Written task:
Write out the complete material exactly as it stands.
= = =
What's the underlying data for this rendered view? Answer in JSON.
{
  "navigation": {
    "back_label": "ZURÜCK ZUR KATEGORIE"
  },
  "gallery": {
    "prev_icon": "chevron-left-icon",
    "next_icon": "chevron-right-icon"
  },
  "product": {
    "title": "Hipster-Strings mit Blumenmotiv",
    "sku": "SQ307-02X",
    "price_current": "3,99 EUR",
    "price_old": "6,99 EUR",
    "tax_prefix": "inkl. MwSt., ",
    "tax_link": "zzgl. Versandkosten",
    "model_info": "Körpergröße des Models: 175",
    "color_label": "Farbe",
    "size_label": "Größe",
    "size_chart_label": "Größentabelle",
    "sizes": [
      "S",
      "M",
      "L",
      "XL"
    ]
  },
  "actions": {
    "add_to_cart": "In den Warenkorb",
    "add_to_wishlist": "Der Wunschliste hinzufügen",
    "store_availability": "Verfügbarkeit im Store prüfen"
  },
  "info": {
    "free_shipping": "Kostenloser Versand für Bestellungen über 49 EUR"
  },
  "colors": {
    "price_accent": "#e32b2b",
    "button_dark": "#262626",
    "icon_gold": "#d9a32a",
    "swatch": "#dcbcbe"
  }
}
= = =
Exercise result:
What's the underlying data for this rendered view? Answer in JSON.
{
  "navigation": {
    "back_label": "ZURÜCK ZUR KATEGORIE"
  },
  "gallery": {
    "prev_icon": "chevron-left-icon",
    "next_icon": "chevron-right-icon"
  },
  "product": {
    "title": "Hipster-Strings mit Blumenmotiv",
    "sku": "SQ307-02X",
    "price_current": "3,99 EUR",
    "price_old": "6,99 EUR",
    "tax_prefix": "inkl. MwSt., ",
    "tax_link": "zzgl. Versandkosten",
    "model_info": "Körpergröße des Models: 175",
    "color_label": "Farbe",
    "size_label": "Größe",
    "size_chart_label": "Größentabelle",
    "sizes": [
      "S",
      "M",
      "L",
      "XL"
    ]
  },
  "actions": {
    "add_to_cart": "In den Warenkorb",
    "add_to_wishlist": "Der Wunschliste hinzufügen",
    "store_availability": "Verfügbarkeit im Store prüfen"
  },
  "info": {
    "free_shipping": "Kostenloser Versand für Bestellungen über 49 EUR"
  },
  "colors": {
    "price_accent": "#e32b2b",
    "button_dark": "#262626",
    "icon_gold": "#d9a32a",
    "swatch": "#dcbcbe"
  }
}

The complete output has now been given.